Task to complete - Identify the lines that contain the word "ANTONIO", then copy them.

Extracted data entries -

-----

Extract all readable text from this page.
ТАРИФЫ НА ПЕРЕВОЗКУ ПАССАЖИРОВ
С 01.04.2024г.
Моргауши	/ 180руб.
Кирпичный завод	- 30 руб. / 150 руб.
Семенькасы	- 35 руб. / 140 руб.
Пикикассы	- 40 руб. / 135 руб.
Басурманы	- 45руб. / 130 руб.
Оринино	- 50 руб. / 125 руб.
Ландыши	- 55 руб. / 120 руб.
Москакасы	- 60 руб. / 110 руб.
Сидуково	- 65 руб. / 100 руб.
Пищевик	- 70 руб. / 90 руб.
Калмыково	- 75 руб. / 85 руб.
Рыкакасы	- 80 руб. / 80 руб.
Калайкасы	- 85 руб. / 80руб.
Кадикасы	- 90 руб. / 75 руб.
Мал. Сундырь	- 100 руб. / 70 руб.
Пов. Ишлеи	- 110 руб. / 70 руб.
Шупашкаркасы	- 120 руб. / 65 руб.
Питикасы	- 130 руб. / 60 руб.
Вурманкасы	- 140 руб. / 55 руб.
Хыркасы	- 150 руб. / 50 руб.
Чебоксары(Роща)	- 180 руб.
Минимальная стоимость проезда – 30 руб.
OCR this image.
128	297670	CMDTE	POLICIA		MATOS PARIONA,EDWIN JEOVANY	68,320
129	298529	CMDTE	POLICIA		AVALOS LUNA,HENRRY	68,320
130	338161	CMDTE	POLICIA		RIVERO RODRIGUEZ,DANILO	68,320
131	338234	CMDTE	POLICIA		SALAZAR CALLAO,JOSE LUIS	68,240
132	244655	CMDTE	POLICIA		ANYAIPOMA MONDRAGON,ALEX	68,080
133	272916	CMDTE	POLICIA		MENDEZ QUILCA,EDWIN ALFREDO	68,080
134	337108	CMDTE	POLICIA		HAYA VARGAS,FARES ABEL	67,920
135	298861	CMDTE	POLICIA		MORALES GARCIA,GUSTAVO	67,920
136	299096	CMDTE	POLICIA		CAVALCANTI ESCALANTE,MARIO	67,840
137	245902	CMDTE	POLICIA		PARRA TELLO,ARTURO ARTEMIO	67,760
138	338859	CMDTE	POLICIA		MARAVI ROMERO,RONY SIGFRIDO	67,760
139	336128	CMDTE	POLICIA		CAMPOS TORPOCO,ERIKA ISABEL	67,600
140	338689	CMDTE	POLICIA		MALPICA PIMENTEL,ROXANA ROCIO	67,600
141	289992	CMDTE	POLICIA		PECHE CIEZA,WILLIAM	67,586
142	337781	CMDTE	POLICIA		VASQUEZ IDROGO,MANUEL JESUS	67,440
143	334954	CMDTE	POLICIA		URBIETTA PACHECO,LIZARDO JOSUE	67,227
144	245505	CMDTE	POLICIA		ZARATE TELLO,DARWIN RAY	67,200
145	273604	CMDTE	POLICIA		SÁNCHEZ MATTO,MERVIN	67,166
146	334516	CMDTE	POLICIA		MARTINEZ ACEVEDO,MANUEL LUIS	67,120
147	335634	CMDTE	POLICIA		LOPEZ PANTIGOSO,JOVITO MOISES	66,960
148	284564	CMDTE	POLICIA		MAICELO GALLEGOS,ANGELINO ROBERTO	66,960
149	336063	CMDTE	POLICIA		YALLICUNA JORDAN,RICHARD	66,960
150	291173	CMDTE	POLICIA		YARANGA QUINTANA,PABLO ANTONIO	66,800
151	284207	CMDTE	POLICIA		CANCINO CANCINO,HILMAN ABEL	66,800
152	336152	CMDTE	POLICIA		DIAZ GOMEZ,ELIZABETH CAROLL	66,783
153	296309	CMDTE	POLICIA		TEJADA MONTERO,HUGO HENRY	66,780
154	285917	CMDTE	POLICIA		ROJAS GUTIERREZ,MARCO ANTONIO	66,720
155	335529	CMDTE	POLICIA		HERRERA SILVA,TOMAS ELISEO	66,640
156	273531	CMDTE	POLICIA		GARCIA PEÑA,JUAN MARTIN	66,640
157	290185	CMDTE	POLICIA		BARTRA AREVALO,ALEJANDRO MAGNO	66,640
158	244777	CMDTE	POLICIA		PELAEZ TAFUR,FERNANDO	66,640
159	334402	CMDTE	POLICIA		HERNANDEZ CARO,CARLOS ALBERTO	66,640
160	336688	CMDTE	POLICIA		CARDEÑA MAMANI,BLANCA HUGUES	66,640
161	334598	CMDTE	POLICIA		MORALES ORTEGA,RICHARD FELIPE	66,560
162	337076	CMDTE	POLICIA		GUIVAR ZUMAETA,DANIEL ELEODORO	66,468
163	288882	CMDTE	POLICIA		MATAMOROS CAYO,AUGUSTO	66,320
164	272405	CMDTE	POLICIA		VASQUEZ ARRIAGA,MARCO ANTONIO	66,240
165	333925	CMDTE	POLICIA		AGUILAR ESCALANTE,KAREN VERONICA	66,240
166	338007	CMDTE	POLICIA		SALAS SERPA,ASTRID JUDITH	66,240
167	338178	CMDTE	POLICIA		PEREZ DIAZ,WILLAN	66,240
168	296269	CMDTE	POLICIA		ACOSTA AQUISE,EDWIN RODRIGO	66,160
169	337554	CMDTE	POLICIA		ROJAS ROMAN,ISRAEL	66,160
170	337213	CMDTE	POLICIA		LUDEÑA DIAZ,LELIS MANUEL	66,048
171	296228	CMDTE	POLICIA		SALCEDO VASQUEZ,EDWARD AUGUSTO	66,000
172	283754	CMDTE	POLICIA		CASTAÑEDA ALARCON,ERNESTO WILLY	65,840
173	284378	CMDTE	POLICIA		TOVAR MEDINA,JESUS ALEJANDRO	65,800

-----

The reply -
150	291173	CMDTE	POLICIA		YARANGA QUINTANA,PABLO ANTONIO	66,800
154	285917	CMDTE	POLICIA		ROJAS GUTIERREZ,MARCO ANTONIO	66,720
164	272405	CMDTE	POLICIA		VASQUEZ ARRIAGA,MARCO ANTONIO	66,240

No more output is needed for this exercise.